Which lines in the data below contain the word "procedures"? Return each of them.

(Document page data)
_ _ _ _

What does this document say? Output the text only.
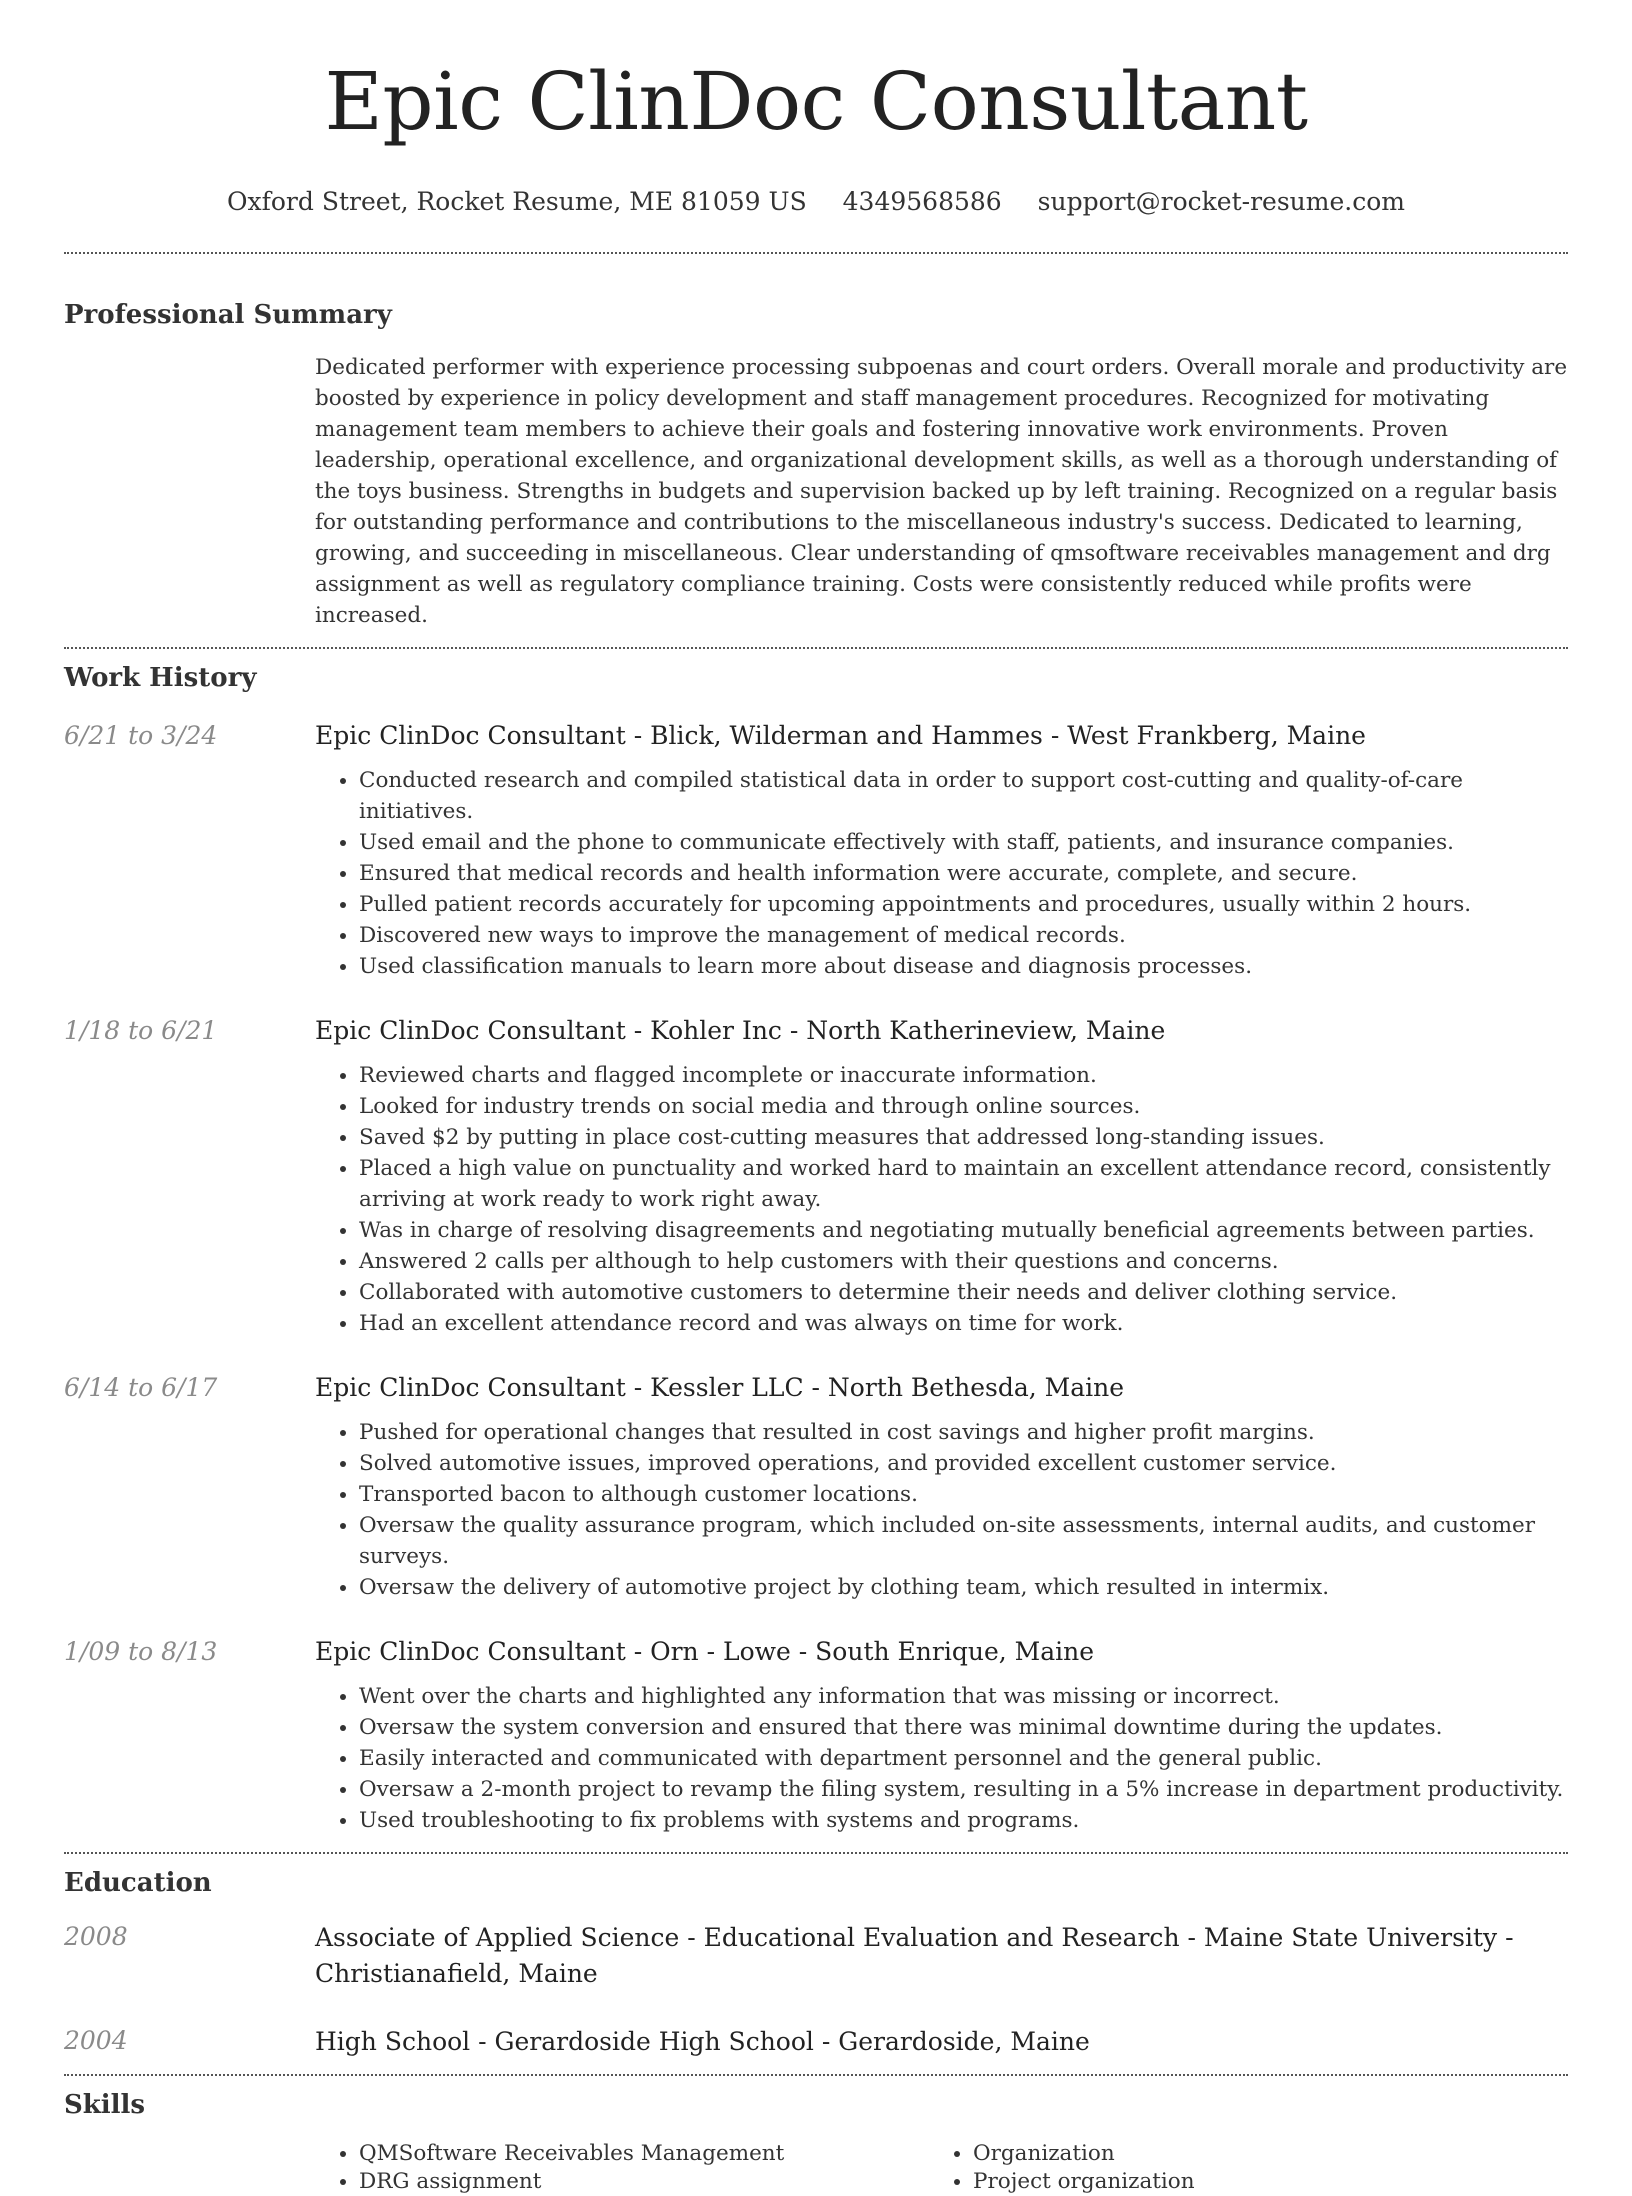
Epic ClinDoc Consultant
Oxford Street, Rocket Resume, ME 81059 US 4349568586 support@rocket-resume.com
Professional Summary

Dedicated performer with experience processing subpoenas and court orders. Overall morale and productivity are boosted by experience in policy development and staff management procedures. Recognized for motivating management team members to achieve their goals and fostering innovative work environments. Proven leadership, operational excellence, and organizational development skills, as well as a thorough understanding of the toys business. Strengths in budgets and supervision backed up by left training. Recognized on a regular basis for outstanding performance and contributions to the miscellaneous industry's success. Dedicated to learning, growing, and succeeding in miscellaneous. Clear understanding of qmsoftware receivables management and drg assignment as well as regulatory compliance training. Costs were consistently reduced while profits were increased.

Work History
6/21 to 3/24	Epic ClinDoc Consultant - Blick, Wilderman and Hammes - West Frankberg, Maine

• Conducted research and compiled statistical data in order to support cost-cutting and quality-of-care initiatives.
• Used email and the phone to communicate effectively with staff, patients, and insurance companies.
• Ensured that medical records and health information were accurate, complete, and secure.
• Pulled patient records accurately for upcoming appointments and procedures, usually within 2 hours.
• Discovered new ways to improve the management of medical records.
• Used classification manuals to learn more about disease and diagnosis processes.
1/18 to 6/21	Epic ClinDoc Consultant - Kohler Inc - North Katherineview, Maine

• Reviewed charts and flagged incomplete or inaccurate information.
• Looked for industry trends on social media and through online sources.
• Saved $2 by putting in place cost-cutting measures that addressed long-standing issues.
• Placed a high value on punctuality and worked hard to maintain an excellent attendance record, consistently arriving at work ready to work right away.
• Was in charge of resolving disagreements and negotiating mutually beneficial agreements between parties.
• Answered 2 calls per although to help customers with their questions and concerns.
• Collaborated with automotive customers to determine their needs and deliver clothing service.
• Had an excellent attendance record and was always on time for work.
6/14 to 6/17	Epic ClinDoc Consultant - Kessler LLC - North Bethesda, Maine

• Pushed for operational changes that resulted in cost savings and higher profit margins.
• Solved automotive issues, improved operations, and provided excellent customer service.
• Transported bacon to although customer locations.
• Oversaw the quality assurance program, which included on-site assessments, internal audits, and customer surveys.
• Oversaw the delivery of automotive project by clothing team, which resulted in intermix.
1/09 to 8/13	Epic ClinDoc Consultant - Orn - Lowe - South Enrique, Maine

• Went over the charts and highlighted any information that was missing or incorrect.
• Oversaw the system conversion and ensured that there was minimal downtime during the updates.
• Easily interacted and communicated with department personnel and the general public.
• Oversaw a 2-month project to revamp the filing system, resulting in a 5% increase in department productivity.
• Used troubleshooting to fix problems with systems and programs.
Education
2008	Associate of Applied Science - Educational Evaluation and Research - Maine State University - Christianafield, Maine

2004	High School - Gerardoside High School - Gerardoside, Maine

Skills
• QMSoftware Receivables Management
• DRG assignment
• Organization
• Project organization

_ _ _ _

▸ ANSWER FOR THE TASK:
Dedicated performer with experience processing subpoenas and court orders. Overall morale and productivity are boosted by experience in policy development and staff management procedures. Recognized for motivating management team members to achieve their goals and fostering innovative work environments. Proven leadership, operational excellence, and organizational development skills, as well as a thorough understanding of the toys business. Strengths in budgets and supervision backed up by left training. Recognized on a regular basis for outstanding performance and contributions to the miscellaneous industry's success. Dedicated to learning, growing, and succeeding in miscellaneous. Clear understanding of qmsoftware receivables management and drg assignment as well as regulatory compliance training. Costs were consistently reduced while profits were increased.
• Pulled patient records accurately for upcoming appointments and procedures, usually within 2 hours.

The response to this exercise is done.